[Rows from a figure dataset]
***

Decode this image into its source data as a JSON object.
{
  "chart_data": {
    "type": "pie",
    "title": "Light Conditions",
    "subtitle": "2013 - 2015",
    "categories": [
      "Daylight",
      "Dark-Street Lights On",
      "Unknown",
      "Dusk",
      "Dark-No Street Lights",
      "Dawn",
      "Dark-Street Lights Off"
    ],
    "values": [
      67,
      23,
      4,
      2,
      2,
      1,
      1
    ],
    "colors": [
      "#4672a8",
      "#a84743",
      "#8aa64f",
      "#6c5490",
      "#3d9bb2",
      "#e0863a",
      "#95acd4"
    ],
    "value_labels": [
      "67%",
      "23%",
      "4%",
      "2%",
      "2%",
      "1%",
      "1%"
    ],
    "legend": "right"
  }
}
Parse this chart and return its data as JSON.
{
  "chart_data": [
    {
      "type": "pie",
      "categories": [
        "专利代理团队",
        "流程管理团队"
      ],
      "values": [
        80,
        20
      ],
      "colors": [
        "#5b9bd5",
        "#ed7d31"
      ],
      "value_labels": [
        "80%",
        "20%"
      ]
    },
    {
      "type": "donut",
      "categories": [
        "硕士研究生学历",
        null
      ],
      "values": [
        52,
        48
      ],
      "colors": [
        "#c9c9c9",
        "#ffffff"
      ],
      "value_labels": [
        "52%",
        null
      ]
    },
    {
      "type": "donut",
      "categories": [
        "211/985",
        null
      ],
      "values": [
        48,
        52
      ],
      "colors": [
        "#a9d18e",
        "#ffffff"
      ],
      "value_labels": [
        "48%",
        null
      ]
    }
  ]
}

***

> _REQUIREMENTS_: Reproduce all data above, unchanged.

> _ANSWER TO THE EXERCISE_:
Decode this image into its source data as a JSON object.
{
  "chart_data": {
    "type": "pie",
    "title": "Light Conditions",
    "subtitle": "2013 - 2015",
    "categories": [
      "Daylight",
      "Dark-Street Lights On",
      "Unknown",
      "Dusk",
      "Dark-No Street Lights",
      "Dawn",
      "Dark-Street Lights Off"
    ],
    "values": [
      67,
      23,
      4,
      2,
      2,
      1,
      1
    ],
    "colors": [
      "#4672a8",
      "#a84743",
      "#8aa64f",
      "#6c5490",
      "#3d9bb2",
      "#e0863a",
      "#95acd4"
    ],
    "value_labels": [
      "67%",
      "23%",
      "4%",
      "2%",
      "2%",
      "1%",
      "1%"
    ],
    "legend": "right"
  }
}
Parse this chart and return its data as JSON.
{
  "chart_data": [
    {
      "type": "pie",
      "categories": [
        "专利代理团队",
        "流程管理团队"
      ],
      "values": [
        80,
        20
      ],
      "colors": [
        "#5b9bd5",
        "#ed7d31"
      ],
      "value_labels": [
        "80%",
        "20%"
      ]
    },
    {
      "type": "donut",
      "categories": [
        "硕士研究生学历",
        null
      ],
      "values": [
        52,
        48
      ],
      "colors": [
        "#c9c9c9",
        "#ffffff"
      ],
      "value_labels": [
        "52%",
        null
      ]
    },
    {
      "type": "donut",
      "categories": [
        "211/985",
        null
      ],
      "values": [
        48,
        52
      ],
      "colors": [
        "#a9d18e",
        "#ffffff"
      ],
      "value_labels": [
        "48%",
        null
      ]
    }
  ]
}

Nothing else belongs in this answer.